» **Set problem**:
How many of the lines below contain "安身立命"? Answer with that number alone.
····················
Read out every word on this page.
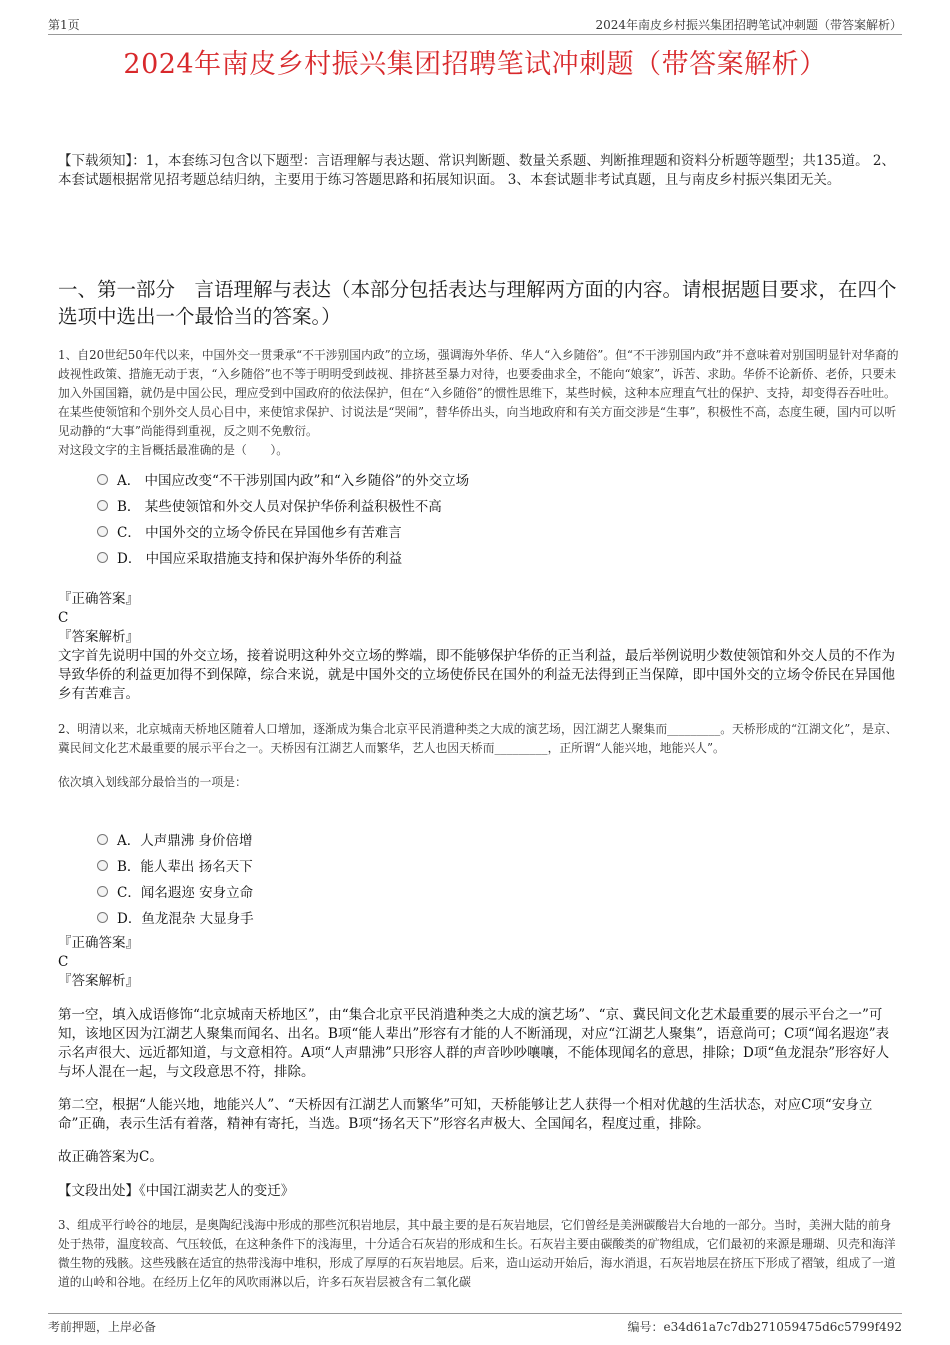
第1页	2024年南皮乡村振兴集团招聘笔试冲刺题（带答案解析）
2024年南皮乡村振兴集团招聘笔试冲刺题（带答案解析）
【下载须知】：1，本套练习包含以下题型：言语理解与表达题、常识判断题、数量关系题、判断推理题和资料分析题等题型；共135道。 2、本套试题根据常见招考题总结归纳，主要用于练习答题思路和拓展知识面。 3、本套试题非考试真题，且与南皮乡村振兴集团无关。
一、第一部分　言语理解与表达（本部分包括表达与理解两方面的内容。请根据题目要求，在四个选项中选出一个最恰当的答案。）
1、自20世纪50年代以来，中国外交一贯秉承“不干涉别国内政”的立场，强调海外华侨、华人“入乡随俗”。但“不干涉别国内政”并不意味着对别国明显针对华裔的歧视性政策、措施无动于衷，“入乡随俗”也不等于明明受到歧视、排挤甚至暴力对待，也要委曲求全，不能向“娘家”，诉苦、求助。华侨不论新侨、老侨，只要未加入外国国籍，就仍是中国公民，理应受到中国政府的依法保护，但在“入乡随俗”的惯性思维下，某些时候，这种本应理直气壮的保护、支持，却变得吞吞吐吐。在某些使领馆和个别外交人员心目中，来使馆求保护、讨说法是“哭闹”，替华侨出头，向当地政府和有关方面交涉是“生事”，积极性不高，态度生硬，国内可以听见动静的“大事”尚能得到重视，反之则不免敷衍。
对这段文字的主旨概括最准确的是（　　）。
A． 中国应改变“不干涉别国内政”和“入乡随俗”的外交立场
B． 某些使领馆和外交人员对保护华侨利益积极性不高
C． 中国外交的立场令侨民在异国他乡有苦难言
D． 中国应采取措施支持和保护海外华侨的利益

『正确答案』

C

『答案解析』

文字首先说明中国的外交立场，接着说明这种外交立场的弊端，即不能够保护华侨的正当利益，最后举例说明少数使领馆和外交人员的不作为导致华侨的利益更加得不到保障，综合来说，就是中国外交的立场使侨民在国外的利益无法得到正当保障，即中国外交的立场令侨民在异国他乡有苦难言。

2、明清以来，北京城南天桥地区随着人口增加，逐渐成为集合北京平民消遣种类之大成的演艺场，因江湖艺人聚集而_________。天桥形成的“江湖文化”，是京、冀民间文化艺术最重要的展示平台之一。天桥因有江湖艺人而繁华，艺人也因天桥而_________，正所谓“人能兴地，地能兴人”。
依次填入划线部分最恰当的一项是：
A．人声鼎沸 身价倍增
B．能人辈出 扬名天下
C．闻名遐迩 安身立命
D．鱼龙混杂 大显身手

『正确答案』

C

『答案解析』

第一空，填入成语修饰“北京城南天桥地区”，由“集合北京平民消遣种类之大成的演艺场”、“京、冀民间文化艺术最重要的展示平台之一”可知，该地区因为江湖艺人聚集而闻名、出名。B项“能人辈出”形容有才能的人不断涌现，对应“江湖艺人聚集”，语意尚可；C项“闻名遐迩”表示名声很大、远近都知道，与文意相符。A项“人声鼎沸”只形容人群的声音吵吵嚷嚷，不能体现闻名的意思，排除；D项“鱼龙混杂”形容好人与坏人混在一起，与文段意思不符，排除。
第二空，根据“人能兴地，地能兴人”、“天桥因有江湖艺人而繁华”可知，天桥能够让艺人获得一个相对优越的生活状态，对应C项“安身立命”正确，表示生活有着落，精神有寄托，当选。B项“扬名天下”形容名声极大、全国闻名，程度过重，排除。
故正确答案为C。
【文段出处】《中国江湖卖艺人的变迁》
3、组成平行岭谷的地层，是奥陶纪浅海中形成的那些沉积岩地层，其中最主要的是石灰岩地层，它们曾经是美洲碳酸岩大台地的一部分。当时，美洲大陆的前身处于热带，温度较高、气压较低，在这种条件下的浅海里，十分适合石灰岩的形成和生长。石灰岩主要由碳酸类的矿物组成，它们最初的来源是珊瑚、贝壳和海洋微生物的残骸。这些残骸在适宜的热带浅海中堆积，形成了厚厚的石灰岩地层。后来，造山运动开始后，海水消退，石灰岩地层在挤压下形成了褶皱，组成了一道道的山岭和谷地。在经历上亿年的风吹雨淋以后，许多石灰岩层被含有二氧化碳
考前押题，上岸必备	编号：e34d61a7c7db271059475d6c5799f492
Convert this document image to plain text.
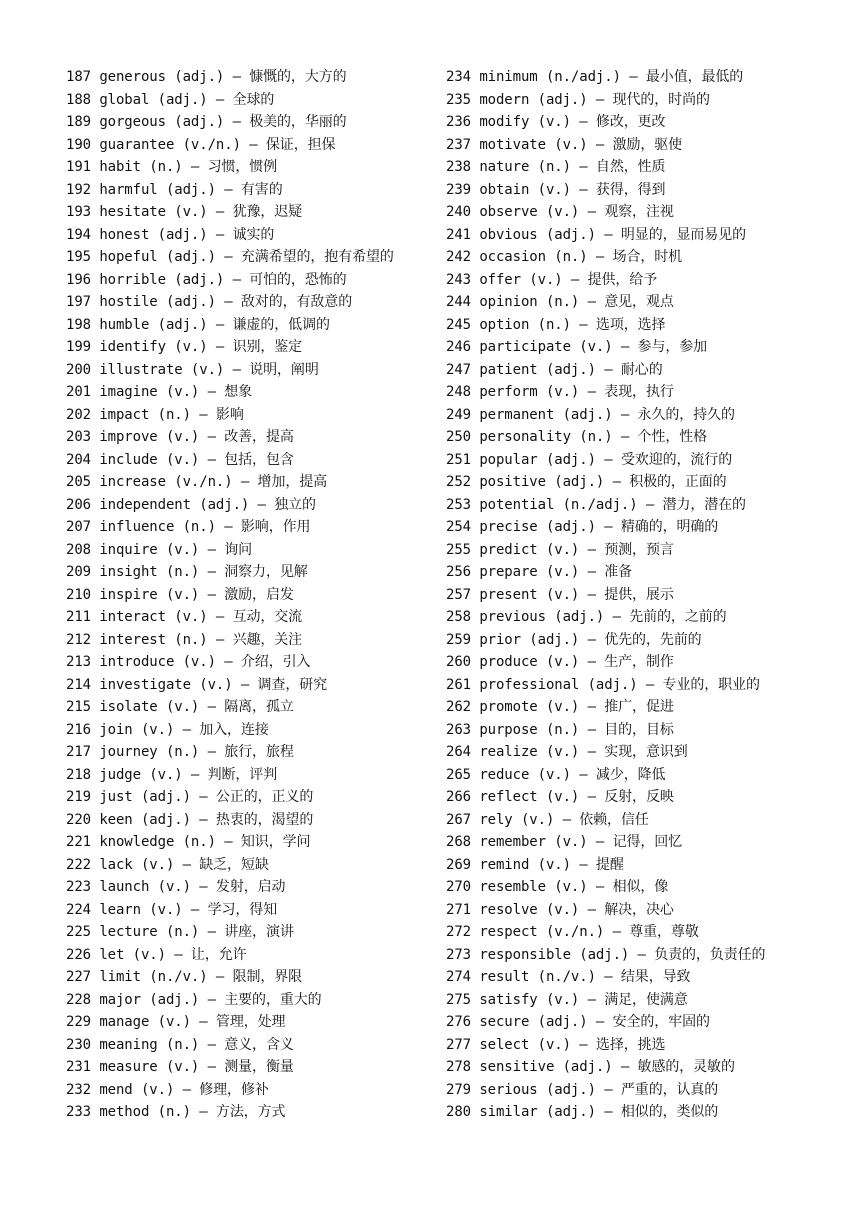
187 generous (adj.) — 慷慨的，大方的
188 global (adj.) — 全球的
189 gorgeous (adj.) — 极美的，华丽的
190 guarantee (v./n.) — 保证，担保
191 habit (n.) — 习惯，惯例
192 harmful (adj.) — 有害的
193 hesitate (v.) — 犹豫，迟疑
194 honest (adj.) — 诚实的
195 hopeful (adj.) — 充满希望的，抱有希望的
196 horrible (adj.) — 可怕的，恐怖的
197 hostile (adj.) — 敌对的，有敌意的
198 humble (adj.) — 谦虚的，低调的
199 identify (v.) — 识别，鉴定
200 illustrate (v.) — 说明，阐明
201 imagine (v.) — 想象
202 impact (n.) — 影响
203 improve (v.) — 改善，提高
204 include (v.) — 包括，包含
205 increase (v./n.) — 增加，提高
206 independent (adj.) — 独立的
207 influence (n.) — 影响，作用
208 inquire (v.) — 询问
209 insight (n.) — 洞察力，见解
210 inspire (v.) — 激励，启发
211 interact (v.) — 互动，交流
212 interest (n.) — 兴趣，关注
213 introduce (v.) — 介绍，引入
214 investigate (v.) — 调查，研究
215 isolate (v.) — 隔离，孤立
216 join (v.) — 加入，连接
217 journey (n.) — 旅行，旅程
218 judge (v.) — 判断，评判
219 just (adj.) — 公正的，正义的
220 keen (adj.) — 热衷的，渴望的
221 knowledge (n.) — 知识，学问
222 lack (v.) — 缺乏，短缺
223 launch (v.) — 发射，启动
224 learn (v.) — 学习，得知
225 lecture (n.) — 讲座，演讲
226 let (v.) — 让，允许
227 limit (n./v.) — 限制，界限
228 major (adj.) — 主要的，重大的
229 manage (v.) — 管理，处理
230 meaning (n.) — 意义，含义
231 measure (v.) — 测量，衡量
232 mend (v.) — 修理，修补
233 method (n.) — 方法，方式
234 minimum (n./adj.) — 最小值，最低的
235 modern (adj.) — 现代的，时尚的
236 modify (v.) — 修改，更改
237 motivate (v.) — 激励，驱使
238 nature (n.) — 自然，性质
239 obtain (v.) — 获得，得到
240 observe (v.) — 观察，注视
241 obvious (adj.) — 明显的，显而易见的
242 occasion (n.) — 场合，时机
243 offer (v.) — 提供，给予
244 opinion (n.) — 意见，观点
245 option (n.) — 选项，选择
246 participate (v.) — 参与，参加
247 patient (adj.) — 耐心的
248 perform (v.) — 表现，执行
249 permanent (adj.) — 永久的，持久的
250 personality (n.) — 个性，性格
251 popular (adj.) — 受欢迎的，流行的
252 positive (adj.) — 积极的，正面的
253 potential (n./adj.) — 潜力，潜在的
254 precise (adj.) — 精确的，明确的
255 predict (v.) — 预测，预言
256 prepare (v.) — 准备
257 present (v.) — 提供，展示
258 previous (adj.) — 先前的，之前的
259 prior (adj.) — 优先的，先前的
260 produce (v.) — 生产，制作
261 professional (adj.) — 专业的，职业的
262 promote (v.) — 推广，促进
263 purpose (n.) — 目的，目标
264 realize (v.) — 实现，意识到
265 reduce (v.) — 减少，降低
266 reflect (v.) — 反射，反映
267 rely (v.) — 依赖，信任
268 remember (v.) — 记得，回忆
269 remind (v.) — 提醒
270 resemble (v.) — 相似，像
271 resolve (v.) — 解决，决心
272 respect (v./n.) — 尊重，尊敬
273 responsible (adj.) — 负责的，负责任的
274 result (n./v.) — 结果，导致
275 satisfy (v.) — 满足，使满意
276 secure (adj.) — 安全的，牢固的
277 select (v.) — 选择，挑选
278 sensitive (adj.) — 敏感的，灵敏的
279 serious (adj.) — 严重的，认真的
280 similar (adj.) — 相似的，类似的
····················
» **Full response**:
2